• _Task goal_: In the material below, find every line with "structure" and pull it out.

[Dataset excerpts]
= = =

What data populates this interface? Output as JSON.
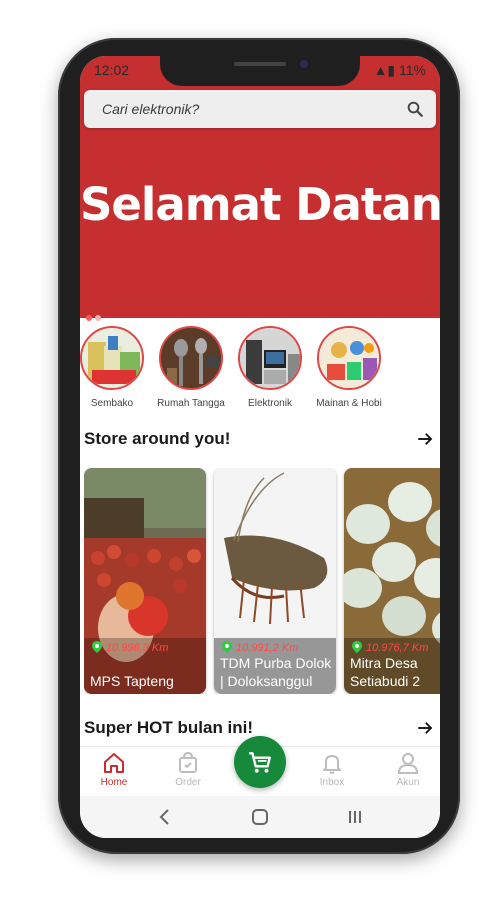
{
  "status": {
    "time": "12:02",
    "battery": "11%"
  },
  "search": {
    "placeholder": "Cari elektronik?"
  },
  "banner": {
    "title": "Selamat Datang"
  },
  "categories": [
    {
      "label": "Sembako"
    },
    {
      "label": "Rumah Tangga"
    },
    {
      "label": "Elektronik"
    },
    {
      "label": "Mainan & Hobi"
    }
  ],
  "stores_section": {
    "title": "Store around you!"
  },
  "stores": [
    {
      "distance": "10.996,3 Km",
      "name": "MPS Tapteng"
    },
    {
      "distance": "10.991,2 Km",
      "name": "TDM Purba Dolok | Doloksanggul"
    },
    {
      "distance": "10.976,7 Km",
      "name": "Mitra Desa Setiabudi 2"
    }
  ],
  "hot_section": {
    "title": "Super HOT bulan ini!"
  },
  "nav": {
    "home": "Home",
    "order": "Order",
    "inbox": "Inbox",
    "akun": "Akun"
  },
  "colors": {
    "brand_red": "#c62f2f",
    "cart_green": "#17893b",
    "distance_red": "#ff4a4a"
  }
}
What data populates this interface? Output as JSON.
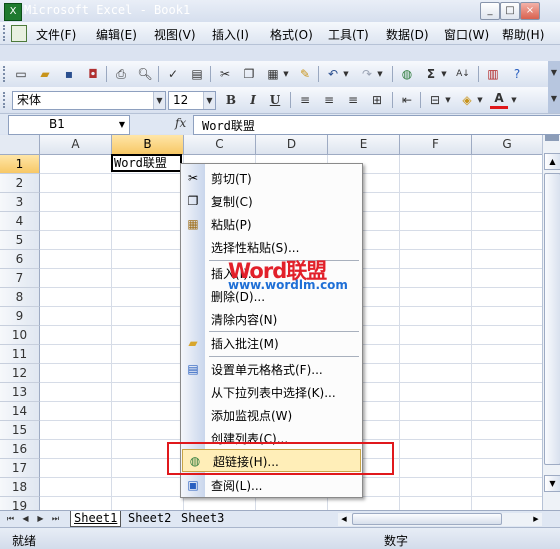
{
  "window": {
    "title": "Microsoft Excel - Book1",
    "controls": [
      "_",
      "□",
      "×"
    ]
  },
  "menubar": {
    "items": [
      "文件(F)",
      "编辑(E)",
      "视图(V)",
      "插入(I)",
      "格式(O)",
      "工具(T)",
      "数据(D)",
      "窗口(W)",
      "帮助(H)"
    ],
    "mdi_controls": [
      "_",
      "♦",
      "×"
    ]
  },
  "toolbar_format": {
    "font_name": "宋体",
    "font_size": "12",
    "bold": "B",
    "italic": "I",
    "underline": "U",
    "font_color_letter": "A"
  },
  "formula_bar": {
    "name_box": "B1",
    "fx": "fx",
    "content": "Word联盟"
  },
  "grid": {
    "columns": [
      "A",
      "B",
      "C",
      "D",
      "E",
      "F",
      "G"
    ],
    "active_column": "B",
    "rows": [
      "1",
      "2",
      "3",
      "4",
      "5",
      "6",
      "7",
      "8",
      "9",
      "10",
      "11",
      "12",
      "13",
      "14",
      "15",
      "16",
      "17",
      "18",
      "19"
    ],
    "active_row": "1",
    "cell_b1": "Word联盟"
  },
  "context_menu": {
    "items": [
      {
        "label": "剪切(T)",
        "icon": "scissors-icon"
      },
      {
        "label": "复制(C)",
        "icon": "copy-icon"
      },
      {
        "label": "粘贴(P)",
        "icon": "paste-icon"
      },
      {
        "label": "选择性粘贴(S)...",
        "icon": ""
      },
      {
        "label": "插入(I)...",
        "icon": ""
      },
      {
        "label": "删除(D)...",
        "icon": ""
      },
      {
        "label": "清除内容(N)",
        "icon": ""
      },
      {
        "label": "插入批注(M)",
        "icon": "comment-icon"
      },
      {
        "label": "设置单元格格式(F)...",
        "icon": "format-cells-icon"
      },
      {
        "label": "从下拉列表中选择(K)...",
        "icon": ""
      },
      {
        "label": "添加监视点(W)",
        "icon": ""
      },
      {
        "label": "创建列表(C)...",
        "icon": ""
      },
      {
        "label": "超链接(H)...",
        "icon": "hyperlink-icon"
      },
      {
        "label": "查阅(L)...",
        "icon": "research-icon"
      }
    ]
  },
  "watermark": {
    "brand": "Word联盟",
    "url": "www.wordlm.com"
  },
  "sheet_tabs": [
    "Sheet1",
    "Sheet2",
    "Sheet3"
  ],
  "active_sheet": "Sheet1",
  "status": {
    "left": "就绪",
    "right": "数字"
  },
  "colors": {
    "highlight_box": "#e0181c",
    "menu_highlight": "#ffeeb8",
    "active_header": "#f7c866"
  }
}
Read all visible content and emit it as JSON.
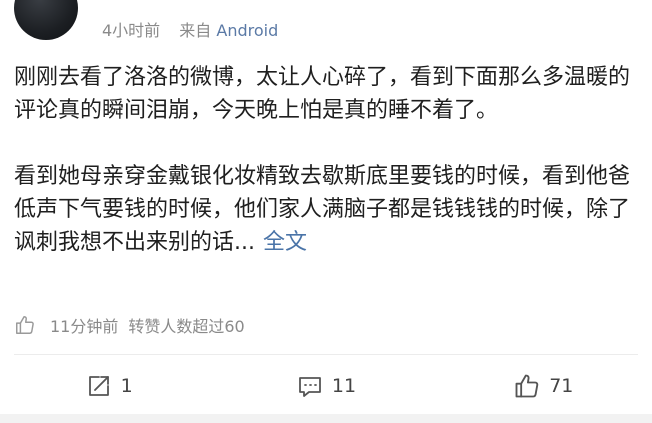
{
  "header": {
    "time": "4小时前",
    "source_prefix": "来自",
    "source_device": "Android"
  },
  "post": {
    "paragraph1": "刚刚去看了洛洛的微博，太让人心碎了，看到下面那么多温暖的评论真的瞬间泪崩，今天晚上怕是真的睡不着了。",
    "paragraph2": "看到她母亲穿金戴银化妆精致去歇斯底里要钱的时候，看到他爸低声下气要钱的时候，他们家人满脑子都是钱钱钱的时候，除了讽刺我想不出来别的话",
    "ellipsis": "...",
    "full_text_label": "全文"
  },
  "status": {
    "time": "11分钟前",
    "forward_stat": "转赞人数超过60",
    "icon": "thumbs-up-icon"
  },
  "actions": {
    "repost": {
      "icon": "repost-icon",
      "count": "1"
    },
    "comment": {
      "icon": "comment-icon",
      "count": "11"
    },
    "like": {
      "icon": "thumbs-up-icon",
      "count": "71"
    }
  },
  "colors": {
    "link": "#4a74a8",
    "device": "#5b7aa6",
    "meta": "#8a8a8a",
    "text": "#1f1f1f"
  }
}
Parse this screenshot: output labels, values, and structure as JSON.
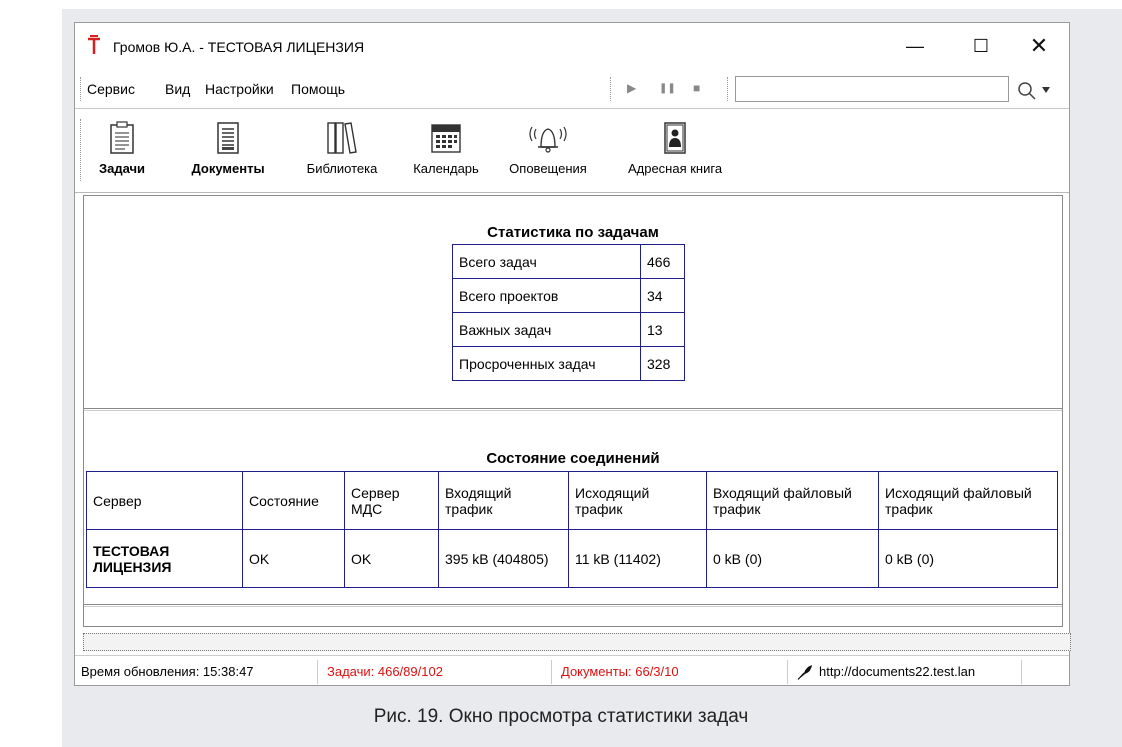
{
  "window": {
    "title": "Громов Ю.А. - ТЕСТОВАЯ ЛИЦЕНЗИЯ",
    "minimize": "—",
    "maximize": "☐",
    "close": "✕"
  },
  "menu": {
    "items": [
      "Сервис",
      "Вид",
      "Настройки",
      "Помощь"
    ]
  },
  "playback": {
    "play": "▶",
    "pause": "❚❚",
    "stop": "■"
  },
  "search": {
    "value": ""
  },
  "toolbar": {
    "items": [
      "Задачи",
      "Документы",
      "Библиотека",
      "Календарь",
      "Оповещения",
      "Адресная книга"
    ]
  },
  "stats": {
    "title": "Статистика по задачам",
    "rows": [
      {
        "label": "Всего задач",
        "value": "466"
      },
      {
        "label": "Всего проектов",
        "value": "34"
      },
      {
        "label": "Важных задач",
        "value": "13"
      },
      {
        "label": "Просроченных задач",
        "value": "328"
      }
    ]
  },
  "connections": {
    "title": "Состояние соединений",
    "headers": [
      "Сервер",
      "Состояние",
      "Сервер МДС",
      "Входящий трафик",
      "Исходящий трафик",
      "Входящий файловый трафик",
      "Исходящий файловый трафик"
    ],
    "row": [
      "ТЕСТОВАЯ ЛИЦЕНЗИЯ",
      "OK",
      "OK",
      "395 kB (404805)",
      "11 kB (11402)",
      "0 kB (0)",
      "0 kB (0)"
    ]
  },
  "status": {
    "updated": "Время обновления: 15:38:47",
    "tasks": "Задачи: 466/89/102",
    "documents": "Документы: 66/3/10",
    "server": "http://documents22.test.lan"
  },
  "caption": "Рис. 19. Окно просмотра статистики задач",
  "colors": {
    "table_border": "#1e1e8c",
    "status_red": "#e01010",
    "app_icon": "#d42020"
  }
}
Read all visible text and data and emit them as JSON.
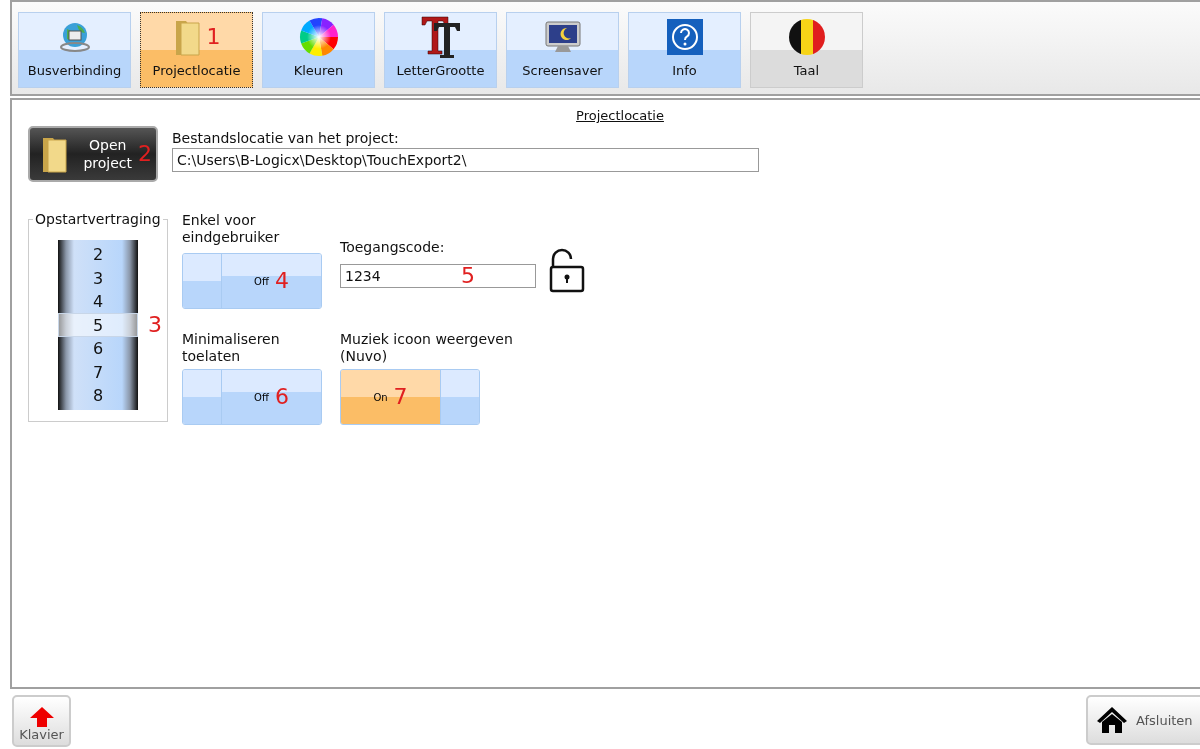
{
  "tabs": [
    {
      "label": "Busverbinding",
      "kind": "globe",
      "selected": false
    },
    {
      "label": "Projectlocatie",
      "kind": "folder",
      "selected": true,
      "callout": "1"
    },
    {
      "label": "Kleuren",
      "kind": "colorwheel",
      "selected": false
    },
    {
      "label": "LetterGrootte",
      "kind": "letters",
      "selected": false
    },
    {
      "label": "Screensaver",
      "kind": "monitor",
      "selected": false
    },
    {
      "label": "Info",
      "kind": "help",
      "selected": false
    },
    {
      "label": "Taal",
      "kind": "flag",
      "selected": false
    }
  ],
  "section_title": "Projectlocatie",
  "open_button": {
    "label_lines": [
      "Open",
      "project"
    ],
    "callout": "2"
  },
  "project_path": {
    "label": "Bestandslocatie van het project:",
    "value": "C:\\Users\\B-Logicx\\Desktop\\TouchExport2\\"
  },
  "startup_delay": {
    "title": "Opstartvertraging",
    "callout": "3",
    "items": [
      {
        "label": "2",
        "selected": false
      },
      {
        "label": "3",
        "selected": false
      },
      {
        "label": "4",
        "selected": false
      },
      {
        "label": "5",
        "selected": true
      },
      {
        "label": "6",
        "selected": false
      },
      {
        "label": "7",
        "selected": false
      },
      {
        "label": "8",
        "selected": false
      }
    ]
  },
  "end_user_only": {
    "label_lines": [
      "Enkel voor",
      "eindgebruiker"
    ],
    "on": false,
    "state_text": "Off",
    "callout": "4"
  },
  "access_code": {
    "label": "Toegangscode:",
    "value": "1234",
    "callout": "5"
  },
  "allow_minimize": {
    "label_lines": [
      "Minimaliseren",
      "toelaten"
    ],
    "on": false,
    "state_text": "Off",
    "callout": "6"
  },
  "music_icon": {
    "label_lines": [
      "Muziek icoon weergeven",
      "(Nuvo)"
    ],
    "on": true,
    "state_text": "On",
    "callout": "7"
  },
  "footer": {
    "keyboard": "Klavier",
    "close": "Afsluiten"
  }
}
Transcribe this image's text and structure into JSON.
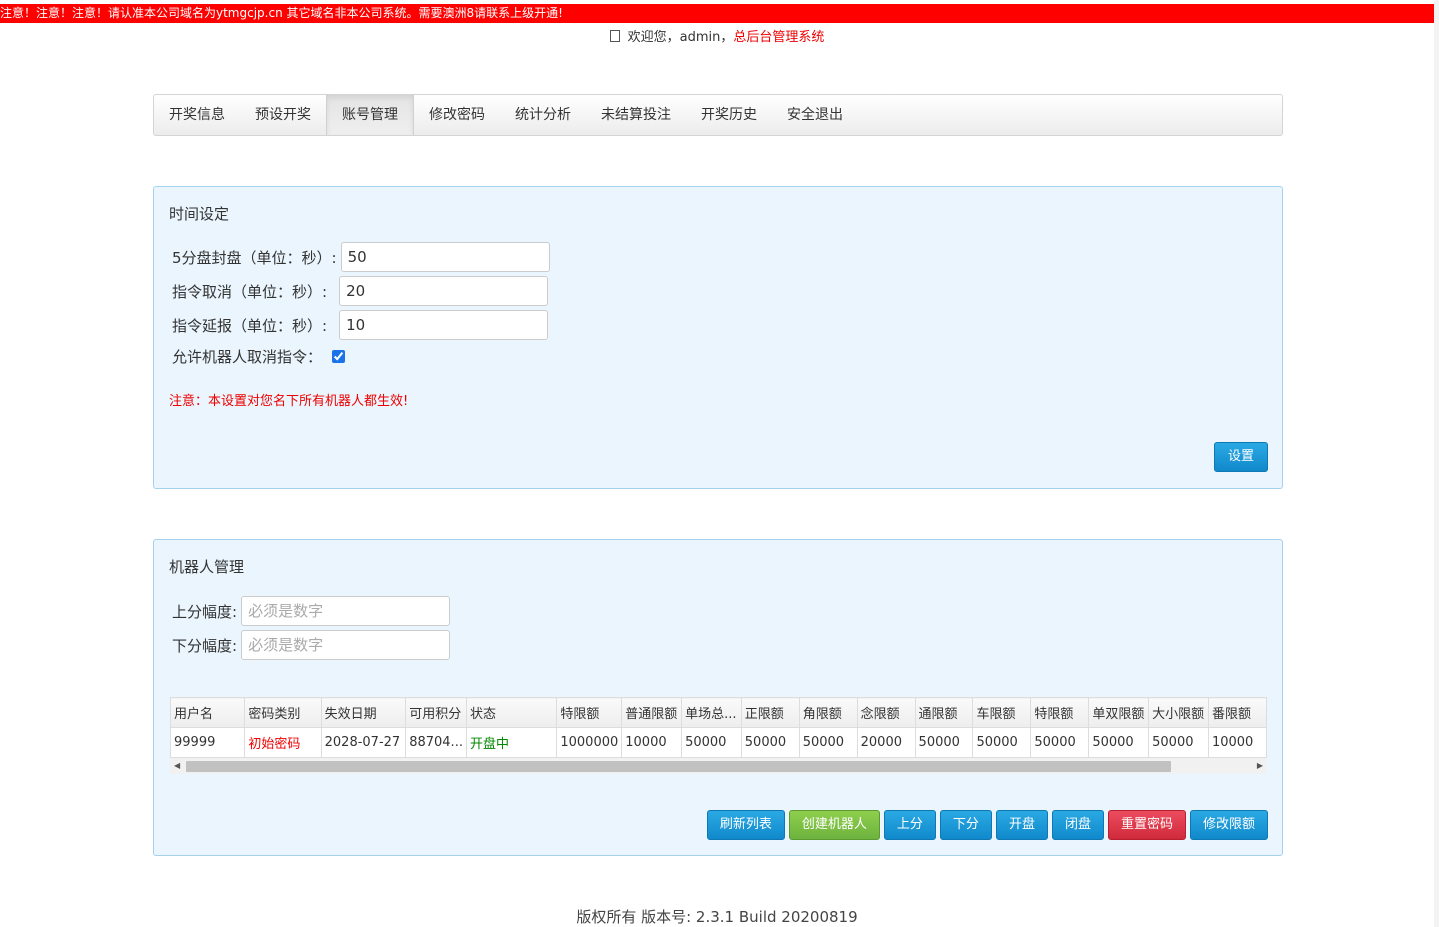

= = =

• _Answer to this problem_:
Parse this screenshot: output labels, values, and structure as JSON.
Transcribe this image's text and structure into JSON.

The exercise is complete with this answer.